* [PROBLEM REQUIREMENTS]: Tally the lines holding the word "JSON" and state the count by itself.
─── DATA SECTION
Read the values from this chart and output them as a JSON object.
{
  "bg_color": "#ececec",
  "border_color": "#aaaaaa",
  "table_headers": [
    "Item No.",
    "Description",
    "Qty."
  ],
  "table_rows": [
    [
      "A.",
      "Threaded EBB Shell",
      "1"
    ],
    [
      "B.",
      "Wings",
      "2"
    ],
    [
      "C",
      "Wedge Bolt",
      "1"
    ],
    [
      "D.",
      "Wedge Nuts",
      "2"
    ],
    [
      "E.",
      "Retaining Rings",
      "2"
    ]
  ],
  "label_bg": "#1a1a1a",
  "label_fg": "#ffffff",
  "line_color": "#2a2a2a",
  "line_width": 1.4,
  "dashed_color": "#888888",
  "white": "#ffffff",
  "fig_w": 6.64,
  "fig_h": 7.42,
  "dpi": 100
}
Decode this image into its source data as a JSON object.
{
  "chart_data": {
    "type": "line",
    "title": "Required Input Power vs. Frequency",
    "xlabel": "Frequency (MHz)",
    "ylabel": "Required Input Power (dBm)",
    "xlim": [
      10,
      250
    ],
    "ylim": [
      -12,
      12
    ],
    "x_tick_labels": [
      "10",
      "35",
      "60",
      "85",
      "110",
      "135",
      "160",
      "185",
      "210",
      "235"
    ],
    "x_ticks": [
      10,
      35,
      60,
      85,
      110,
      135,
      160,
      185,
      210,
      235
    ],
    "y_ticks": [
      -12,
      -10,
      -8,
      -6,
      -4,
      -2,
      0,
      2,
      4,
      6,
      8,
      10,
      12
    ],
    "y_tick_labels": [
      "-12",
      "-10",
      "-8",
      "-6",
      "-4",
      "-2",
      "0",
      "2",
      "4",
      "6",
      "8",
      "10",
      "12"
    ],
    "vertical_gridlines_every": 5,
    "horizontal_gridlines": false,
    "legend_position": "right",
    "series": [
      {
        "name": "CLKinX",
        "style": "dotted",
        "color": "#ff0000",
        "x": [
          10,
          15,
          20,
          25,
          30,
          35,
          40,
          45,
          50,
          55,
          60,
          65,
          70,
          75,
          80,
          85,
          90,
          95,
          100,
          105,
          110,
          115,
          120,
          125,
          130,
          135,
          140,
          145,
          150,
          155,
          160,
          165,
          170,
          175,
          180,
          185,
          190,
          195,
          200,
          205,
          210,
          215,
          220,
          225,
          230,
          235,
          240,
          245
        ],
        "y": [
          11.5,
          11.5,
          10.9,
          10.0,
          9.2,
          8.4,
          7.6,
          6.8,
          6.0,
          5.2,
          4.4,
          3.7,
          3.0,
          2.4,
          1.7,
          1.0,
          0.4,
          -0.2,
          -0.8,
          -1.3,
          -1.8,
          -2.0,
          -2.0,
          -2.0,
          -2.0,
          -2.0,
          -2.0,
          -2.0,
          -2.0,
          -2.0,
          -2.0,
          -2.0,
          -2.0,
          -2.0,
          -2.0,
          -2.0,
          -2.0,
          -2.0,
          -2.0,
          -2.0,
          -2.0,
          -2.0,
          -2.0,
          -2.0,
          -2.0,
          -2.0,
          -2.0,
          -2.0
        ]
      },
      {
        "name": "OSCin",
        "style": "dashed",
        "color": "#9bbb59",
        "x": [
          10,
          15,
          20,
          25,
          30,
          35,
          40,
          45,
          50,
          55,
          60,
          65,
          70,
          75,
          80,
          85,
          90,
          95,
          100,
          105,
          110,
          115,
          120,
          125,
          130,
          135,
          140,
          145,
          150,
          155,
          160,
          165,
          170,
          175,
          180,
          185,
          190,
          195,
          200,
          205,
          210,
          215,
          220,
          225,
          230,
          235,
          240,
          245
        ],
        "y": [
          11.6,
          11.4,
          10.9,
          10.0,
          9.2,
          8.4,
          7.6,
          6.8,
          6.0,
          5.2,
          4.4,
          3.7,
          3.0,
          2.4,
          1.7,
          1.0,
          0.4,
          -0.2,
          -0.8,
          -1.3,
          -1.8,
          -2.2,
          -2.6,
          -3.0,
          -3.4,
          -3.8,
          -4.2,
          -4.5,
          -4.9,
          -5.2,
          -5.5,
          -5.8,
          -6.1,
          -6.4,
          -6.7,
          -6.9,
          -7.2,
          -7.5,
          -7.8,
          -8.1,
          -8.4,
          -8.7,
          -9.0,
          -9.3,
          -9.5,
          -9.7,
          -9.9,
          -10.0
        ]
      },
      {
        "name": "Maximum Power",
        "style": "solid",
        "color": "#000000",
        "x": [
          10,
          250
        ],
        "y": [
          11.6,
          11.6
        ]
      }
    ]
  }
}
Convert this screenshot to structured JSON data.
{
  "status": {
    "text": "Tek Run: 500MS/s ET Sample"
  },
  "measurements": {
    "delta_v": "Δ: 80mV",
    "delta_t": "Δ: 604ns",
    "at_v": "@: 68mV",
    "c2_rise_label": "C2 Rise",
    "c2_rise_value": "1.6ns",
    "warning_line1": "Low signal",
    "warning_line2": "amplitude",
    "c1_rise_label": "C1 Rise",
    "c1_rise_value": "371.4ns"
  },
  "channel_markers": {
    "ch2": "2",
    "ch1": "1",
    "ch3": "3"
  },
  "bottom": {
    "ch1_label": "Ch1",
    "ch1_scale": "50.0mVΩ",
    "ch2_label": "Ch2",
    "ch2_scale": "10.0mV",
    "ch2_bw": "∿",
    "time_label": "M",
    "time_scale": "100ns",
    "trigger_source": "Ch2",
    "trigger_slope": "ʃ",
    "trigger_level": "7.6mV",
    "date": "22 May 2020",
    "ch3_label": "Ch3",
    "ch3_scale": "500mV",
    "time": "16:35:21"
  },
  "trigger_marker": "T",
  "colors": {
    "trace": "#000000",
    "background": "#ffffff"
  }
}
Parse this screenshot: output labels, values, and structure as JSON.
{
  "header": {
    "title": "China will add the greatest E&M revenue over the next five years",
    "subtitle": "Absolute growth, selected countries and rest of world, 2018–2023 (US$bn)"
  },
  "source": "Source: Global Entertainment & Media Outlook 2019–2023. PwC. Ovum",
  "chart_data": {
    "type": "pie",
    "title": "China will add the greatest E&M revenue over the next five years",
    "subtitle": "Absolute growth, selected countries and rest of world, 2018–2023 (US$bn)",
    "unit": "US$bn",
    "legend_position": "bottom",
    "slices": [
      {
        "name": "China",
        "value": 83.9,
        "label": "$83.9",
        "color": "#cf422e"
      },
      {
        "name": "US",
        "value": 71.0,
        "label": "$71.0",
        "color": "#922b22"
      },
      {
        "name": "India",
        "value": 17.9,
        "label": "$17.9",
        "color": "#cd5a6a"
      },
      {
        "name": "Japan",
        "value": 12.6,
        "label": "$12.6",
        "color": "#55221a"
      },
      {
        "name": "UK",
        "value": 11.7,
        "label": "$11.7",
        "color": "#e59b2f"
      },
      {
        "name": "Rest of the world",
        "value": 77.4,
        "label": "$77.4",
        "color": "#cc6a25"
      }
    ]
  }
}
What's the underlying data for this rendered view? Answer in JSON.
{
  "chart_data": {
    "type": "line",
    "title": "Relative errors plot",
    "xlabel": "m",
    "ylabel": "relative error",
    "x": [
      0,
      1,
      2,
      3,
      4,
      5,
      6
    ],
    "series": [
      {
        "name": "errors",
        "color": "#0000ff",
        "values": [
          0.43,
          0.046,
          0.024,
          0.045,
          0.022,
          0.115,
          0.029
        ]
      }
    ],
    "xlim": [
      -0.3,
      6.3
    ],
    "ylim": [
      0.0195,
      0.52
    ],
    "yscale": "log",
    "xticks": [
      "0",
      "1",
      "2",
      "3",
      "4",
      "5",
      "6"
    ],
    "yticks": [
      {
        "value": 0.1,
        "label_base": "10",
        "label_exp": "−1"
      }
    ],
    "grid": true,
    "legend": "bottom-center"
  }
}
──────
* [TASK ANSWER]: 5